Your goal: Where the word "Tasks" occurs in a line, return that line.

[Start Records supplied]

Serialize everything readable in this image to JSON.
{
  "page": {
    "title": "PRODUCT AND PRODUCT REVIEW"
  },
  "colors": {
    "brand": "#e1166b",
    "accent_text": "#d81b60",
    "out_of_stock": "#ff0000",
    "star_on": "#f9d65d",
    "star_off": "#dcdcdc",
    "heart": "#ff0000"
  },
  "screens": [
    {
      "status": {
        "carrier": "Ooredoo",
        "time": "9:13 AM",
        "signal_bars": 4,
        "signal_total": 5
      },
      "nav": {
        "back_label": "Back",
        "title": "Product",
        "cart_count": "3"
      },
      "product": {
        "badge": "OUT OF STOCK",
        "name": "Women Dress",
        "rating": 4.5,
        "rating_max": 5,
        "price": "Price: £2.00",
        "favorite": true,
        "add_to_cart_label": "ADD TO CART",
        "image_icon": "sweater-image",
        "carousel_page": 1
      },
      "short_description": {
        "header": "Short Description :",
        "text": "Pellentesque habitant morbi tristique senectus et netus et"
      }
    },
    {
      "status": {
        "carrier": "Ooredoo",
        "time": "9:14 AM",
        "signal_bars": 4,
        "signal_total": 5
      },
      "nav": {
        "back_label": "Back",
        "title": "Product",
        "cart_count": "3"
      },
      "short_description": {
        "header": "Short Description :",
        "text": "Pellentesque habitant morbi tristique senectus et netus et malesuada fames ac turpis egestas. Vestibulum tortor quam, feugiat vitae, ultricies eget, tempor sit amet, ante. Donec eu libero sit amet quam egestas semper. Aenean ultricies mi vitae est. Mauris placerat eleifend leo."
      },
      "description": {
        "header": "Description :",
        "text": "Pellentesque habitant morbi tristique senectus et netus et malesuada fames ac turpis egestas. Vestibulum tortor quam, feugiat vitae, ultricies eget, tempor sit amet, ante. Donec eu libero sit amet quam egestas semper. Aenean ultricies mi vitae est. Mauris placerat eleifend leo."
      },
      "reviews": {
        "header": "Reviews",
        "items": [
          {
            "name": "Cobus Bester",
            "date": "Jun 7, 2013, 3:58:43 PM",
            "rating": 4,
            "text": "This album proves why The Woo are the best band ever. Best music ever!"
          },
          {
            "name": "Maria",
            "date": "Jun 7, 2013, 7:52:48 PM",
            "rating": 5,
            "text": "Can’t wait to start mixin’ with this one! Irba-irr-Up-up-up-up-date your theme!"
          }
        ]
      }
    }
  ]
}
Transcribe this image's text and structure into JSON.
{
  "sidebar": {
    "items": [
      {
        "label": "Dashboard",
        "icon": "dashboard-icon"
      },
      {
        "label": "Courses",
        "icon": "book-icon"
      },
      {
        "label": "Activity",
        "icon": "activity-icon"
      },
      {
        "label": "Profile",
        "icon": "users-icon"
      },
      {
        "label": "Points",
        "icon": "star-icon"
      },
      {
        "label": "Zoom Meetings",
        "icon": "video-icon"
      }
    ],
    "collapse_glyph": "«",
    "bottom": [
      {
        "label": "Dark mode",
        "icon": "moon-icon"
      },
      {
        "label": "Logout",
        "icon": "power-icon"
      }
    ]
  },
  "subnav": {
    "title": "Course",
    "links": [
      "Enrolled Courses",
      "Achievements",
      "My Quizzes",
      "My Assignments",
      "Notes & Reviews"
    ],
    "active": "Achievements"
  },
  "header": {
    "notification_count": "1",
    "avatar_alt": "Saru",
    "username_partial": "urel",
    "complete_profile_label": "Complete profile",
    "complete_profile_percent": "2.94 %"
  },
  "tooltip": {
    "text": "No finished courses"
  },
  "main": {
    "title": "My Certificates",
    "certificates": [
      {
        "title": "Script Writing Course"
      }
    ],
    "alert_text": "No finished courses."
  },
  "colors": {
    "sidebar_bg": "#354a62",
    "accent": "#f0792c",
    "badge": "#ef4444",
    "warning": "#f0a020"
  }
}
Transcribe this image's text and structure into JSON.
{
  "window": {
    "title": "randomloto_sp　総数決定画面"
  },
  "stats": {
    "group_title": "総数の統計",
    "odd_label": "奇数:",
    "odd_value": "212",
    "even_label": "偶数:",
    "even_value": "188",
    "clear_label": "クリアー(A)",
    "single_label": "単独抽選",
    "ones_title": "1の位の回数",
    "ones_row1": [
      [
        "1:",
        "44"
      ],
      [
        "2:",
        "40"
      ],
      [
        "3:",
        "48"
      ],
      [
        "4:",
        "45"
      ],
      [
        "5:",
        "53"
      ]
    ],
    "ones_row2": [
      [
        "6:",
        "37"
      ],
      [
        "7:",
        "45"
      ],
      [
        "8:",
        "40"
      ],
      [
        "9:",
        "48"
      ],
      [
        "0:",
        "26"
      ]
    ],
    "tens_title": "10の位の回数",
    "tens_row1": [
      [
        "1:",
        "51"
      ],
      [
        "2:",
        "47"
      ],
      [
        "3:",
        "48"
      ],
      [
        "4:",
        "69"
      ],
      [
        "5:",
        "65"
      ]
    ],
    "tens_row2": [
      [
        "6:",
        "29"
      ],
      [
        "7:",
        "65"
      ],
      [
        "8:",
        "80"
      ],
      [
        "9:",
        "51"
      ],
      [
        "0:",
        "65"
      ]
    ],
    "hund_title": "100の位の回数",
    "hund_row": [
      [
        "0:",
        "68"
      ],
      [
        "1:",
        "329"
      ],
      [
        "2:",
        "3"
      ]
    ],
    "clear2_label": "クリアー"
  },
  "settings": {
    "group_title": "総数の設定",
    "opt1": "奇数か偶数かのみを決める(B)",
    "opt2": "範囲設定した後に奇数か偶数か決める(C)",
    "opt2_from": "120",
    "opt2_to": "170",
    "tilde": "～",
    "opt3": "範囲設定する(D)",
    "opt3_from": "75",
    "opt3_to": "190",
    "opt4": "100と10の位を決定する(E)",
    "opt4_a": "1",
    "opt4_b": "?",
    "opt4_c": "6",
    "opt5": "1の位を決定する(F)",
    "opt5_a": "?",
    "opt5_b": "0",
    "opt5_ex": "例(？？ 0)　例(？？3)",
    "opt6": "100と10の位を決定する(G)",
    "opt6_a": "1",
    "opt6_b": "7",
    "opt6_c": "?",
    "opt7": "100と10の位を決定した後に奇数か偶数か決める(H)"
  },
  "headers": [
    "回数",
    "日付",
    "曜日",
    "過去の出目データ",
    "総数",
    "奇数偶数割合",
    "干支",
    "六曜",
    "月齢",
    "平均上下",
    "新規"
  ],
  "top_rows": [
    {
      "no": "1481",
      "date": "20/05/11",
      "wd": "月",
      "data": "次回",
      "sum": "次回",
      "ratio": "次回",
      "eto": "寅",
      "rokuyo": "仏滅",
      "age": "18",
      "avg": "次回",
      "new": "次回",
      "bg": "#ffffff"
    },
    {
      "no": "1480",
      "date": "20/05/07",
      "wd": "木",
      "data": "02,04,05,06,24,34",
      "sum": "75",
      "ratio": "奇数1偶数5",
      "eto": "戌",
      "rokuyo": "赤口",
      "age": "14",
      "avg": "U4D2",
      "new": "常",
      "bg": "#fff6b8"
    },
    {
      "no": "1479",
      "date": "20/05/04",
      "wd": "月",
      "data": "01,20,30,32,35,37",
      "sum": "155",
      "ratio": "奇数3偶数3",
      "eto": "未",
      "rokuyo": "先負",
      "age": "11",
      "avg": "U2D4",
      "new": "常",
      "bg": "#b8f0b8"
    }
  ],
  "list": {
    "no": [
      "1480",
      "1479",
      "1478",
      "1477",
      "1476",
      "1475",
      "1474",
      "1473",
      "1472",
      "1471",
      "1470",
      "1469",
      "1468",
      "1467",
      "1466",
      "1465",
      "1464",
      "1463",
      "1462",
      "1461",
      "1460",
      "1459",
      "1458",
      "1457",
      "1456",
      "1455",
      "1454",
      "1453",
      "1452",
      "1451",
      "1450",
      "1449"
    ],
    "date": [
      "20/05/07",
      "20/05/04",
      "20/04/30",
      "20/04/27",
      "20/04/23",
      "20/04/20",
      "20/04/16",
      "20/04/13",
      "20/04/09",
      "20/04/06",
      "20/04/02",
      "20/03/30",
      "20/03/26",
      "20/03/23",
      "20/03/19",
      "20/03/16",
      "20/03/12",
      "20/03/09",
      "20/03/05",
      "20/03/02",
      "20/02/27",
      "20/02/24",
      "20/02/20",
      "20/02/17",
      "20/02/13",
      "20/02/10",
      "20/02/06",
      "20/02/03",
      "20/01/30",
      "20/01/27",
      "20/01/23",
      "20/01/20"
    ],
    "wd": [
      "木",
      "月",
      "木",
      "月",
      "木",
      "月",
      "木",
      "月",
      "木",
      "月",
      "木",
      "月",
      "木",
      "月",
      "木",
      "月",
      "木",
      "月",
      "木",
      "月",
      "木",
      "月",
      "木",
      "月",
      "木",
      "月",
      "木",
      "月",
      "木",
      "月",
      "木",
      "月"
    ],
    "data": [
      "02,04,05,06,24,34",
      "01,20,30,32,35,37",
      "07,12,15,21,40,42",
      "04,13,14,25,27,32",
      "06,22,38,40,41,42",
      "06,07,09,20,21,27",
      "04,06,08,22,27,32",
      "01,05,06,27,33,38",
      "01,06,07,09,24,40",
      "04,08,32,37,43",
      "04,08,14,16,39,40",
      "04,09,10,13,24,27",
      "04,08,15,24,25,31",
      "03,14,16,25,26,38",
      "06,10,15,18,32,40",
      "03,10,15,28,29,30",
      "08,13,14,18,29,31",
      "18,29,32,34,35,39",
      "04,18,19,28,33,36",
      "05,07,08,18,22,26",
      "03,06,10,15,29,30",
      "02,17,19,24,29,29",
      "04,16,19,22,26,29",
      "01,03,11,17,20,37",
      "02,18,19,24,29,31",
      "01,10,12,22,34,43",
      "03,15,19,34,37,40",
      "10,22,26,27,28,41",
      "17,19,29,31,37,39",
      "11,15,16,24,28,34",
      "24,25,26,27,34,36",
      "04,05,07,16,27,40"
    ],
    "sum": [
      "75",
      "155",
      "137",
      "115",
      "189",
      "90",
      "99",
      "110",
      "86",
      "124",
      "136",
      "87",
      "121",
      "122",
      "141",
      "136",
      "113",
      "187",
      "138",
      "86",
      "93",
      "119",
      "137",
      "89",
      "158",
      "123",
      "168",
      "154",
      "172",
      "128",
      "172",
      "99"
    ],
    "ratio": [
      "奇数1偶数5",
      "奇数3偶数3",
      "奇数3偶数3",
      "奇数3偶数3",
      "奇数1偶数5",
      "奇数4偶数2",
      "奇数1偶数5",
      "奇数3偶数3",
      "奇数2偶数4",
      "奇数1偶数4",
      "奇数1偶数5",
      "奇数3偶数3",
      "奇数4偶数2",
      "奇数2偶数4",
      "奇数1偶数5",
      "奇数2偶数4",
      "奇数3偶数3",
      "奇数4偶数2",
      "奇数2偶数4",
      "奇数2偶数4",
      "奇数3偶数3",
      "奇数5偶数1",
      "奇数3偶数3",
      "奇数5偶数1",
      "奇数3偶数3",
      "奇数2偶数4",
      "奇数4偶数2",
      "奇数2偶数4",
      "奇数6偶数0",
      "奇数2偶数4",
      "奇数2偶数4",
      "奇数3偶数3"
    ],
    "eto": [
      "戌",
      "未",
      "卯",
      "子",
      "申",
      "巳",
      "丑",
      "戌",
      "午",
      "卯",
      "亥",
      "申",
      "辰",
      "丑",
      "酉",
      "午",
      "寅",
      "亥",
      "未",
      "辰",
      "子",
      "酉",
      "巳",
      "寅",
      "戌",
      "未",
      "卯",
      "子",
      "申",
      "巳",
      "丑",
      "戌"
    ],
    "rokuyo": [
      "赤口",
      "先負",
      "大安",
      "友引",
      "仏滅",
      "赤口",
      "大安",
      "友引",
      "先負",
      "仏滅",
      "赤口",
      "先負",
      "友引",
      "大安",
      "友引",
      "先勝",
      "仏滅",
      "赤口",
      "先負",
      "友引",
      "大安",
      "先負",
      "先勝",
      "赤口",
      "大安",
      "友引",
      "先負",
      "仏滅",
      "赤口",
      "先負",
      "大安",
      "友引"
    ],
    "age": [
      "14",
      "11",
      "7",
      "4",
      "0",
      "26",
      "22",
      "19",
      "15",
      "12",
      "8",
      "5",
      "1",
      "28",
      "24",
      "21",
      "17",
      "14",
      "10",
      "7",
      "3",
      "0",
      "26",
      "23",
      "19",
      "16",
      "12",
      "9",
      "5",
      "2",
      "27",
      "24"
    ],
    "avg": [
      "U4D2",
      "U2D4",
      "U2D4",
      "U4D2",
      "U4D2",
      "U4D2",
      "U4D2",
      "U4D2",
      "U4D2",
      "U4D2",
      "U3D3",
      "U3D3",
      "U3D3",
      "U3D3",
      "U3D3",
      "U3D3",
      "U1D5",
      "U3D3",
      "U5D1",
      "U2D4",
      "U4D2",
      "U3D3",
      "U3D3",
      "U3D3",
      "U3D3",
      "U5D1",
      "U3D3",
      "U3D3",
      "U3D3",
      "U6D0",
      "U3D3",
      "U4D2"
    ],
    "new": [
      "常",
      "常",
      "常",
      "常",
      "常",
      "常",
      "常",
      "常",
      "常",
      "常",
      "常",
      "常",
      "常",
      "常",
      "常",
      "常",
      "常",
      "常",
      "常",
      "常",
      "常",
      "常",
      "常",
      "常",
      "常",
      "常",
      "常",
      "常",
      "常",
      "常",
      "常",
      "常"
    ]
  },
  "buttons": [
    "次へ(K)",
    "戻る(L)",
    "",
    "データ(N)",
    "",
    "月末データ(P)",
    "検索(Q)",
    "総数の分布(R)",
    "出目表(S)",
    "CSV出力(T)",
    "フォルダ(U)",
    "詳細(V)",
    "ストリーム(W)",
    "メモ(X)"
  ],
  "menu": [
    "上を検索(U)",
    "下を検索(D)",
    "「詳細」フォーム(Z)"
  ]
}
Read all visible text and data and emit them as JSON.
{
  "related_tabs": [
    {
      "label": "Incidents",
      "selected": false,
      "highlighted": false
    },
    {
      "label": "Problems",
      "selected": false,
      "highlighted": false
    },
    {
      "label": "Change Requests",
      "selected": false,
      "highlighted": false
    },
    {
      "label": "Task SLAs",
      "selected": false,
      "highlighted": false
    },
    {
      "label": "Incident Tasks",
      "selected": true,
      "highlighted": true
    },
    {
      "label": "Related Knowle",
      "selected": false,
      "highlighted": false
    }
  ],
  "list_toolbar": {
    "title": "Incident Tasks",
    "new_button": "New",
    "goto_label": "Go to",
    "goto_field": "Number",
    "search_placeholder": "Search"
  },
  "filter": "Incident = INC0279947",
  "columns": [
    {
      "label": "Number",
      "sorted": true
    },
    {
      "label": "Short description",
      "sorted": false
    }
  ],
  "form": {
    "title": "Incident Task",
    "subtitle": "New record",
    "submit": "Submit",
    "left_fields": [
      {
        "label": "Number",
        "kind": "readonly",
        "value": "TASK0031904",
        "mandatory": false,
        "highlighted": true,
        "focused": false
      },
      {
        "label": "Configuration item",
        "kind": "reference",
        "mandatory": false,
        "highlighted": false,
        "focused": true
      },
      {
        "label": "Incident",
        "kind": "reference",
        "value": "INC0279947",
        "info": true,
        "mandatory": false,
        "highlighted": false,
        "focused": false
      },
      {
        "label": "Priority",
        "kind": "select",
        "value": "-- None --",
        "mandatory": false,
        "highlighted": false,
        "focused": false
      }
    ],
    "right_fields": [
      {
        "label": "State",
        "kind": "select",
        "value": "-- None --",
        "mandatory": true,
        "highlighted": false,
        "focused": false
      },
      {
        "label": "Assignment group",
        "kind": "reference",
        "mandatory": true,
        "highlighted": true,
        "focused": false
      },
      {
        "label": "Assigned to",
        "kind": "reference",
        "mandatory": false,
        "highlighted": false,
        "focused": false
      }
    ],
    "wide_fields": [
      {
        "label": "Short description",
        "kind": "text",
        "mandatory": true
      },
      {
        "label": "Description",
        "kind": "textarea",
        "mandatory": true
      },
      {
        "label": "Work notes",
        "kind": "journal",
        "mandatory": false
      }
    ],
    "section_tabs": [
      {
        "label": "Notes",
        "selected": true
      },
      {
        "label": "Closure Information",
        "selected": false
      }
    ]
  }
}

[End Records supplied]

Completed exercise:
      "label": "Incident Tasks",
    "title": "Incident Tasks",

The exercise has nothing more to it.